(Dataset excerpts)
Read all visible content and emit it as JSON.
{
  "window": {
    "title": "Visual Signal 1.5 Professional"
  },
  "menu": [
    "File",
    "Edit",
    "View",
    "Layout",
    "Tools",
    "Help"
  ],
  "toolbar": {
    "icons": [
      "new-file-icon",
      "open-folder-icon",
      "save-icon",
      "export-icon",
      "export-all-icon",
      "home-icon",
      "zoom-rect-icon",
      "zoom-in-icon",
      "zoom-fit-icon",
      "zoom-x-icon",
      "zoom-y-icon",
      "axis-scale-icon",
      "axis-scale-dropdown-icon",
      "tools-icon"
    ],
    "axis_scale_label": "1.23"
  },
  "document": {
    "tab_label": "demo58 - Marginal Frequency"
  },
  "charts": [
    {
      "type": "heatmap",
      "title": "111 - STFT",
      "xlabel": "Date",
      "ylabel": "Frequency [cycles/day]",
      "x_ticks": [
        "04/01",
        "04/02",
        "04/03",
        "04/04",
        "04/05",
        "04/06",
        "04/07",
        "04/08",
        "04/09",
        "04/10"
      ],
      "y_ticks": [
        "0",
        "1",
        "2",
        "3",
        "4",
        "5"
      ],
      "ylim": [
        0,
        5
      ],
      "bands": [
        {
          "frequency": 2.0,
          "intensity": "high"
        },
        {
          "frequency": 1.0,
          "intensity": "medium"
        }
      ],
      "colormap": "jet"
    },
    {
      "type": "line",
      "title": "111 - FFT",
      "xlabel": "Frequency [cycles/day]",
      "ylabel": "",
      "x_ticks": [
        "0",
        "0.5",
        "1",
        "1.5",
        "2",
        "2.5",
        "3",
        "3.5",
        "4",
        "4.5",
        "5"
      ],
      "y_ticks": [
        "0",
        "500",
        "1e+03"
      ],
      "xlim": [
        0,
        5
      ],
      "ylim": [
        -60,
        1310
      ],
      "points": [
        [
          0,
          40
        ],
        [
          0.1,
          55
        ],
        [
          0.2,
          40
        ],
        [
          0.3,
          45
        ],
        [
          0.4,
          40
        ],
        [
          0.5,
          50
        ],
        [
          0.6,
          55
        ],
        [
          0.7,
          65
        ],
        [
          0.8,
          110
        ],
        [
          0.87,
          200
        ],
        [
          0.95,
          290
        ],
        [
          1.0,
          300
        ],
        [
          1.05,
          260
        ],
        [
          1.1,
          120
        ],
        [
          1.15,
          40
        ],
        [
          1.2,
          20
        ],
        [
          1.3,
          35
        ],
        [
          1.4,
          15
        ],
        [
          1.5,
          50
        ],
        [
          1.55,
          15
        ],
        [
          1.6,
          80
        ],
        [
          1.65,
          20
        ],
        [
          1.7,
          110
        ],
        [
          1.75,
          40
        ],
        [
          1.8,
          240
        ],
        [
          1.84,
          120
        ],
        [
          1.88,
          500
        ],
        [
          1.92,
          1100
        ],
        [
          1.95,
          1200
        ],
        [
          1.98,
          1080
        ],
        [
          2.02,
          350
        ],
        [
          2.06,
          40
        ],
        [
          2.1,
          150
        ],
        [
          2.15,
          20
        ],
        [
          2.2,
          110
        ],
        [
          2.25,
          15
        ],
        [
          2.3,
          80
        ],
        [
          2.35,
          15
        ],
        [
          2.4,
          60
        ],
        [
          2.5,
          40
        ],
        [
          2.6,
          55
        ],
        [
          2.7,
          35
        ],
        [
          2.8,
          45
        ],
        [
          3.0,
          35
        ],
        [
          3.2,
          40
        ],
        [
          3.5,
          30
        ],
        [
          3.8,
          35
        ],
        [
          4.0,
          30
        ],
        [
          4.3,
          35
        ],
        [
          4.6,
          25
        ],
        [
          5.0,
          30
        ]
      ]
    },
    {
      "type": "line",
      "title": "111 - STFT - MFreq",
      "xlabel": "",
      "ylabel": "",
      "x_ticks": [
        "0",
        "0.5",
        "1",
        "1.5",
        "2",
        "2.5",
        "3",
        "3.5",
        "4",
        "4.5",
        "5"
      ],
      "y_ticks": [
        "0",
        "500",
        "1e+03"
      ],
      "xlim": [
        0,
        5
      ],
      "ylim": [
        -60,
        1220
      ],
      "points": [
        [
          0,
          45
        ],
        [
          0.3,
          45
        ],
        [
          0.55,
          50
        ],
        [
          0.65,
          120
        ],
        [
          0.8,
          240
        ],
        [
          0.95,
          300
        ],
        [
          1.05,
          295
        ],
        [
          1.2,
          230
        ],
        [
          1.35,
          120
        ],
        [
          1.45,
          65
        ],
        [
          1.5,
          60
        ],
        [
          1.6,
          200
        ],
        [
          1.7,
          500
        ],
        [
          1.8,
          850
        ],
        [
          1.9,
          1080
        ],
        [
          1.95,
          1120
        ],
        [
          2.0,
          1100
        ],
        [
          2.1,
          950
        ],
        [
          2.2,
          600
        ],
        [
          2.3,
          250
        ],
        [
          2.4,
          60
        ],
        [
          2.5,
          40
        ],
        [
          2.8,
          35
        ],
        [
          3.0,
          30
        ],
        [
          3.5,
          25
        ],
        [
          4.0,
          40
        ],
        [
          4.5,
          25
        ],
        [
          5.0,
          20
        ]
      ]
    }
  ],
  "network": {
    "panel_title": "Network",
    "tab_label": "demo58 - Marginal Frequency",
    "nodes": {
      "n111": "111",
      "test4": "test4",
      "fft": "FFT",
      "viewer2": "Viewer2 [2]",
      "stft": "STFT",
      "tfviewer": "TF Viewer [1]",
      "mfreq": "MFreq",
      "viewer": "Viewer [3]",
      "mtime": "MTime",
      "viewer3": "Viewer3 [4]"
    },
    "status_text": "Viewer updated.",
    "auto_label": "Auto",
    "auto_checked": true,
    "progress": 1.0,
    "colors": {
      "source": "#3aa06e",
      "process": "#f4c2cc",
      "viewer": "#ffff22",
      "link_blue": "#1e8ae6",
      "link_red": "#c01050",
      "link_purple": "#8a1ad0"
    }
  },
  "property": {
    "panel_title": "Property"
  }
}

◆ What the task asks ◆
Search the listing for the string "zoom". Copy each line where it turns up.

◆ Result ◆
      "zoom-rect-icon",
      "zoom-in-icon",
      "zoom-fit-icon",
      "zoom-x-icon",
      "zoom-y-icon",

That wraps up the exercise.